• DATA LISTING:
....
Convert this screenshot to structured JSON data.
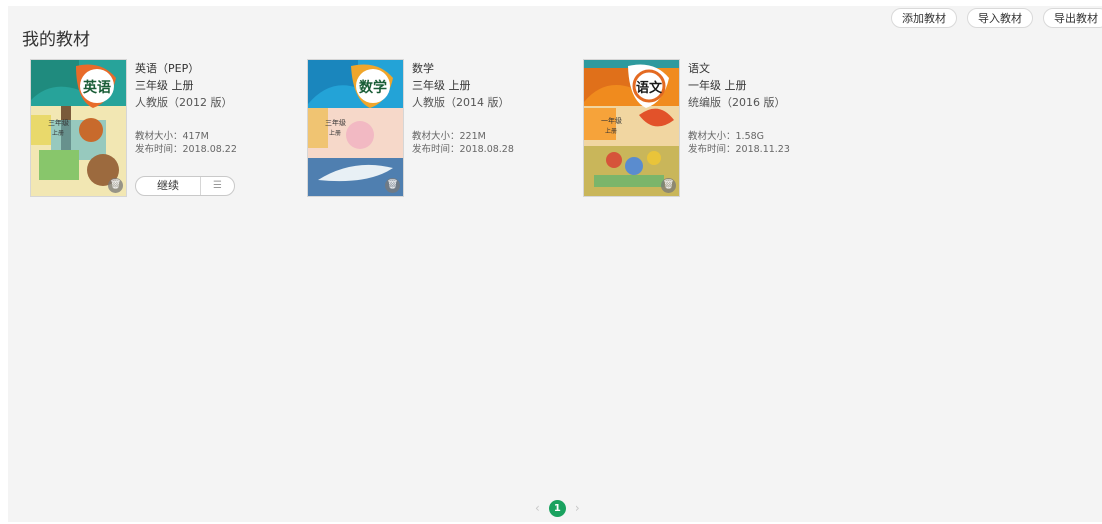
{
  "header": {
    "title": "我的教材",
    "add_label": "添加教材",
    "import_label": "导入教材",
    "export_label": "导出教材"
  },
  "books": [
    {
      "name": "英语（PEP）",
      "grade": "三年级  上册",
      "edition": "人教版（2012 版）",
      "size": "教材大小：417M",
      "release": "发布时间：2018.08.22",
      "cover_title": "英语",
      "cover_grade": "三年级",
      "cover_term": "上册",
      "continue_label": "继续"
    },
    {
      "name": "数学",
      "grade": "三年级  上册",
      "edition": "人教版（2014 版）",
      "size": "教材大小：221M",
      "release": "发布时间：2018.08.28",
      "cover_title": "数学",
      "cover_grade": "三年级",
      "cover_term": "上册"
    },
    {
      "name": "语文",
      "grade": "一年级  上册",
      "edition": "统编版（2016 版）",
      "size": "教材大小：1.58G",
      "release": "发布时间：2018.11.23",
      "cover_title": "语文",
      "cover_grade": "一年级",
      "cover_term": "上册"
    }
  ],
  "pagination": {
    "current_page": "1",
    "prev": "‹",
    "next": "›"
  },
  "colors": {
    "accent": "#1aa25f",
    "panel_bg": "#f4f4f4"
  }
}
....
• TASK TO CARRY OUT: Only the number is wanted: how many lines of the material above include the word "release"?

• REPLY TO THE TASK: 3